SOURCE RECORDS:
[Start]
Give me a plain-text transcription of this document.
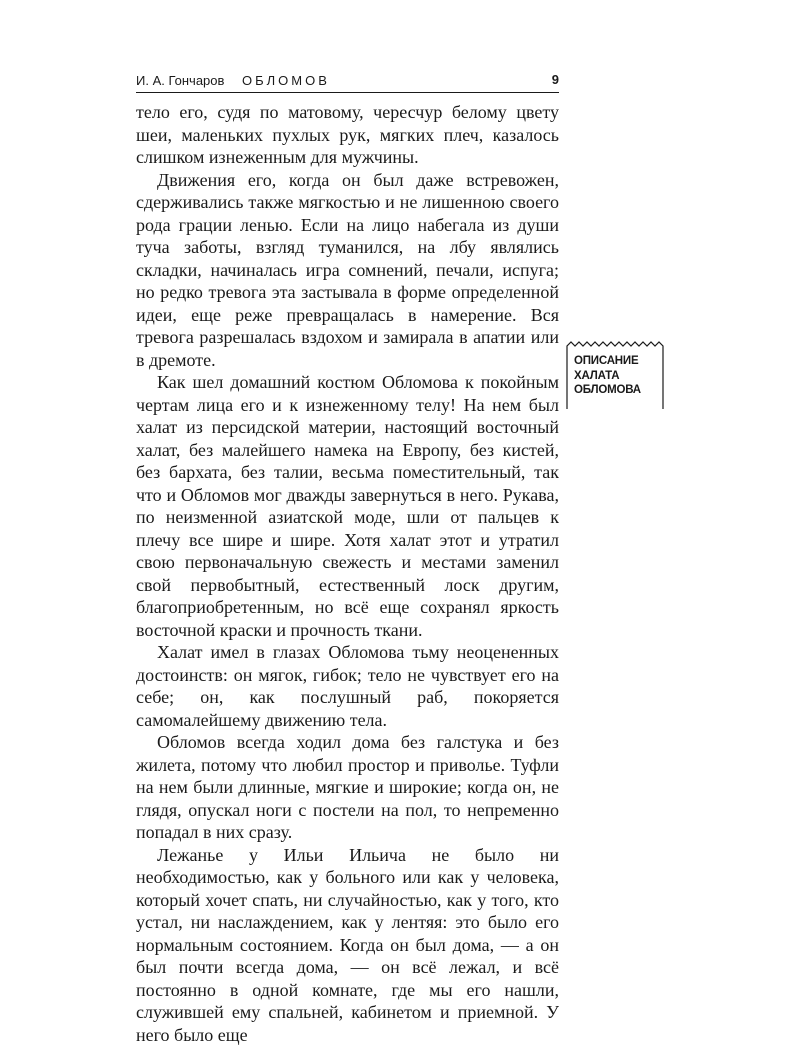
И. А. Гончаров ОБЛОМОВ	9

тело его, судя по матовому, чересчур белому цвету шеи, маленьких пухлых рук, мягких плеч, казалось слишком изнеженным для мужчины.

Движения его, когда он был даже встревожен, сдерживались также мягкостью и не лишенною своего рода грации ленью. Если на лицо набегала из души туча заботы, взгляд туманился, на лбу являлись складки, начиналась игра сомнений, печали, испуга; но редко тревога эта застывала в форме определенной идеи, еще реже превращалась в намерение. Вся тревога разрешалась вздохом и замирала в апатии или в дремоте.

Как шел домашний костюм Обломова к покойным чертам лица его и к изнеженному телу! На нем был халат из персидской материи, настоящий восточный халат, без малейшего намека на Европу, без кистей, без бархата, без талии, весьма поместительный, так что и Обломов мог дважды завернуться в него. Рукава, по неизменной азиатской моде, шли от пальцев к плечу все шире и шире. Хотя халат этот и утратил свою первоначальную свежесть и местами заменил свой первобытный, естественный лоск другим, благоприобретенным, но всё еще сохранял яркость восточной краски и прочность ткани.

Халат имел в глазах Обломова тьму неоцененных достоинств: он мягок, гибок; тело не чувствует его на себе; он, как послушный раб, покоряется самомалейшему движению тела.

Обломов всегда ходил дома без галстука и без жилета, потому что любил простор и приволье. Туфли на нем были длинные, мягкие и широкие; когда он, не глядя, опускал ноги с постели на пол, то непременно попадал в них сразу.

Лежанье у Ильи Ильича не было ни необходимостью, как у больного или как у человека, который хочет спать, ни случайностью, как у того, кто устал, ни наслаждением, как у лентяя: это было его нормальным состоянием. Когда он был дома, — а он был почти всегда дома, — он всё лежал, и всё постоянно в одной комнате, где мы его нашли, служившей ему спальней, кабинетом и приемной. У него было еще

ОПИСАНИЕ
ХАЛАТА
ОБЛОМОВА
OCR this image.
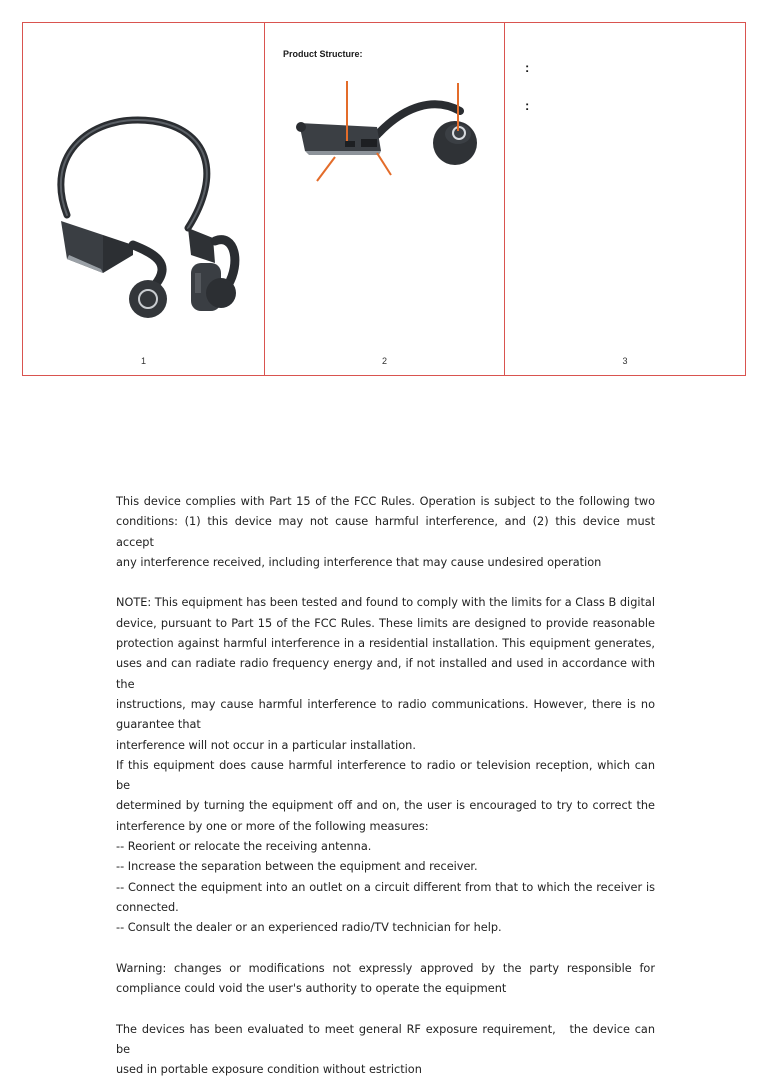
1
Product Structure:
2
:
:
3

This device complies with Part 15 of the FCC Rules. Operation is subject to the following two

conditions: (1) this device may not cause harmful interference, and (2) this device must accept

any interference received, including interference that may cause undesired operation

NOTE: This equipment has been tested and found to comply with the limits for a Class B digital

device, pursuant to Part 15 of the FCC Rules. These limits are designed to provide reasonable

protection against harmful interference in a residential installation. This equipment generates,

uses and can radiate radio frequency energy and, if not installed and used in accordance with the

instructions, may cause harmful interference to radio communications. However, there is no

guarantee that

interference will not occur in a particular installation.

If this equipment does cause harmful interference to radio or television reception, which can be

determined by turning the equipment off and on, the user is encouraged to try to correct the

interference by one or more of the following measures:

-- Reorient or relocate the receiving antenna.

-- Increase the separation between the equipment and receiver.

-- Connect the equipment into an outlet on a circuit different from that to which the receiver is

connected.

-- Consult the dealer or an experienced radio/TV technician for help.

Warning: changes or modifications not expressly approved by the party responsible for

compliance could void the user's authority to operate the equipment

The devices has been evaluated to meet general RF exposure requirement,　the device can be

used in portable exposure condition without estriction
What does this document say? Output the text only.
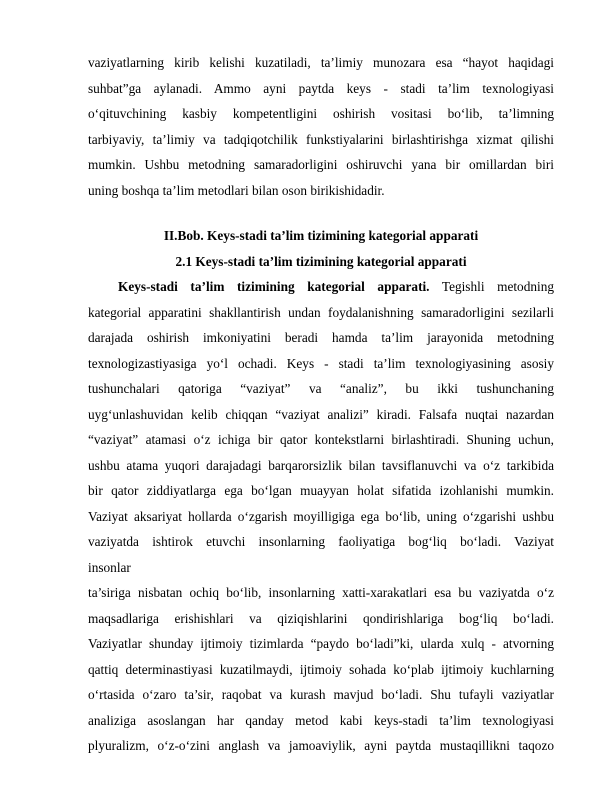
vaziyatlarning kirib kelishi kuzatiladi, ta’limiy munozara esa “hayot haqidagi
suhbat”ga aylanadi. Ammo ayni paytda keys - stadi ta’lim texnologiyasi
o‘qituvchining kasbiy kompetentligini oshirish vositasi bo‘lib, ta’limning
tarbiyaviy, ta’limiy va tadqiqotchilik funkstiyalarini birlashtirishga xizmat qilishi
mumkin. Ushbu metodning samaradorligini oshiruvchi yana bir omillardan biri
uning boshqa ta’lim metodlari bilan oson birikishidadir.
II.Bob. Keys-stadi ta’lim tizimining kategorial apparati
2.1 Keys-stadi ta’lim tizimining kategorial apparati
Keys-stadi ta’lim tizimining kategorial apparati. Tegishli metodning
kategorial apparatini shakllantirish undan foydalanishning samaradorligini sezilarli
darajada oshirish imkoniyatini beradi hamda ta’lim jarayonida metodning
texnologizastiyasiga yo‘l ochadi. Keys - stadi ta’lim texnologiyasining asosiy
tushunchalari qatoriga “vaziyat” va “analiz”, bu ikki tushunchaning
uyg‘unlashuvidan kelib chiqqan “vaziyat analizi” kiradi. Falsafa nuqtai nazardan
“vaziyat” atamasi o‘z ichiga bir qator kontekstlarni birlashtiradi. Shuning uchun,
ushbu atama yuqori darajadagi barqarorsizlik bilan tavsiflanuvchi va o‘z tarkibida
bir qator ziddiyatlarga ega bo‘lgan muayyan holat sifatida izohlanishi mumkin.
Vaziyat aksariyat hollarda o‘zgarish moyilligiga ega bo‘lib, uning o‘zgarishi ushbu
vaziyatda ishtirok etuvchi insonlarning faoliyatiga bog‘liq bo‘ladi. Vaziyat
insonlar
ta’siriga nisbatan ochiq bo‘lib, insonlarning xatti-xarakatlari esa bu vaziyatda o‘z
maqsadlariga erishishlari va qiziqishlarini qondirishlariga bog‘liq bo‘ladi.
Vaziyatlar shunday ijtimoiy tizimlarda “paydo bo‘ladi”ki, ularda xulq - atvorning
qattiq determinastiyasi kuzatilmaydi, ijtimoiy sohada ko‘plab ijtimoiy kuchlarning
o‘rtasida o‘zaro ta’sir, raqobat va kurash mavjud bo‘ladi. Shu tufayli vaziyatlar
analiziga asoslangan har qanday metod kabi keys-stadi ta’lim texnologiyasi
plyuralizm, o‘z-o‘zini anglash va jamoaviylik, ayni paytda mustaqillikni taqozo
[End]
SHORT EXERCISE:
Repeat verbatim all the material, but not the pictures.

EXERCISE RESULT:
Give me a plain-text transcription of this document.
И. А. Гончаров ОБЛОМОВ	9

тело его, судя по матовому, чересчур белому цвету шеи, маленьких пухлых рук, мягких плеч, казалось слишком изнеженным для мужчины.

Движения его, когда он был даже встревожен, сдерживались также мягкостью и не лишенною своего рода грации ленью. Если на лицо набегала из души туча заботы, взгляд туманился, на лбу являлись складки, начиналась игра сомнений, печали, испуга; но редко тревога эта застывала в форме определенной идеи, еще реже превращалась в намерение. Вся тревога разрешалась вздохом и замирала в апатии или в дремоте.

Как шел домашний костюм Обломова к покойным чертам лица его и к изнеженному телу! На нем был халат из персидской материи, настоящий восточный халат, без малейшего намека на Европу, без кистей, без бархата, без талии, весьма поместительный, так что и Обломов мог дважды завернуться в него. Рукава, по неизменной азиатской моде, шли от пальцев к плечу все шире и шире. Хотя халат этот и утратил свою первоначальную свежесть и местами заменил свой первобытный, естественный лоск другим, благоприобретенным, но всё еще сохранял яркость восточной краски и прочность ткани.

Халат имел в глазах Обломова тьму неоцененных достоинств: он мягок, гибок; тело не чувствует его на себе; он, как послушный раб, покоряется самомалейшему движению тела.

Обломов всегда ходил дома без галстука и без жилета, потому что любил простор и приволье. Туфли на нем были длинные, мягкие и широкие; когда он, не глядя, опускал ноги с постели на пол, то непременно попадал в них сразу.

Лежанье у Ильи Ильича не было ни необходимостью, как у больного или как у человека, который хочет спать, ни случайностью, как у того, кто устал, ни наслаждением, как у лентяя: это было его нормальным состоянием. Когда он был дома, — а он был почти всегда дома, — он всё лежал, и всё постоянно в одной комнате, где мы его нашли, служившей ему спальней, кабинетом и приемной. У него было еще

ОПИСАНИЕ
ХАЛАТА
ОБЛОМОВА
OCR this image.
1
Product Structure:
2
:
:
3

This device complies with Part 15 of the FCC Rules. Operation is subject to the following two

conditions: (1) this device may not cause harmful interference, and (2) this device must accept

any interference received, including interference that may cause undesired operation

NOTE: This equipment has been tested and found to comply with the limits for a Class B digital

device, pursuant to Part 15 of the FCC Rules. These limits are designed to provide reasonable

protection against harmful interference in a residential installation. This equipment generates,

uses and can radiate radio frequency energy and, if not installed and used in accordance with the

instructions, may cause harmful interference to radio communications. However, there is no

guarantee that

interference will not occur in a particular installation.

If this equipment does cause harmful interference to radio or television reception, which can be

determined by turning the equipment off and on, the user is encouraged to try to correct the

interference by one or more of the following measures:

-- Reorient or relocate the receiving antenna.

-- Increase the separation between the equipment and receiver.

-- Connect the equipment into an outlet on a circuit different from that to which the receiver is

connected.

-- Consult the dealer or an experienced radio/TV technician for help.

Warning: changes or modifications not expressly approved by the party responsible for

compliance could void the user's authority to operate the equipment

The devices has been evaluated to meet general RF exposure requirement,　the device can be

used in portable exposure condition without estriction
What does this document say? Output the text only.
vaziyatlarning kirib kelishi kuzatiladi, ta’limiy munozara esa “hayot haqidagi
suhbat”ga aylanadi. Ammo ayni paytda keys - stadi ta’lim texnologiyasi
o‘qituvchining kasbiy kompetentligini oshirish vositasi bo‘lib, ta’limning
tarbiyaviy, ta’limiy va tadqiqotchilik funkstiyalarini birlashtirishga xizmat qilishi
mumkin. Ushbu metodning samaradorligini oshiruvchi yana bir omillardan biri
uning boshqa ta’lim metodlari bilan oson birikishidadir.
II.Bob. Keys-stadi ta’lim tizimining kategorial apparati
2.1 Keys-stadi ta’lim tizimining kategorial apparati
Keys-stadi ta’lim tizimining kategorial apparati. Tegishli metodning
kategorial apparatini shakllantirish undan foydalanishning samaradorligini sezilarli
darajada oshirish imkoniyatini beradi hamda ta’lim jarayonida metodning
texnologizastiyasiga yo‘l ochadi. Keys - stadi ta’lim texnologiyasining asosiy
tushunchalari qatoriga “vaziyat” va “analiz”, bu ikki tushunchaning
uyg‘unlashuvidan kelib chiqqan “vaziyat analizi” kiradi. Falsafa nuqtai nazardan
“vaziyat” atamasi o‘z ichiga bir qator kontekstlarni birlashtiradi. Shuning uchun,
ushbu atama yuqori darajadagi barqarorsizlik bilan tavsiflanuvchi va o‘z tarkibida
bir qator ziddiyatlarga ega bo‘lgan muayyan holat sifatida izohlanishi mumkin.
Vaziyat aksariyat hollarda o‘zgarish moyilligiga ega bo‘lib, uning o‘zgarishi ushbu
vaziyatda ishtirok etuvchi insonlarning faoliyatiga bog‘liq bo‘ladi. Vaziyat
insonlar
ta’siriga nisbatan ochiq bo‘lib, insonlarning xatti-xarakatlari esa bu vaziyatda o‘z
maqsadlariga erishishlari va qiziqishlarini qondirishlariga bog‘liq bo‘ladi.
Vaziyatlar shunday ijtimoiy tizimlarda “paydo bo‘ladi”ki, ularda xulq - atvorning
qattiq determinastiyasi kuzatilmaydi, ijtimoiy sohada ko‘plab ijtimoiy kuchlarning
o‘rtasida o‘zaro ta’sir, raqobat va kurash mavjud bo‘ladi. Shu tufayli vaziyatlar
analiziga asoslangan har qanday metod kabi keys-stadi ta’lim texnologiyasi
plyuralizm, o‘z-o‘zini anglash va jamoaviylik, ayni paytda mustaqillikni taqozo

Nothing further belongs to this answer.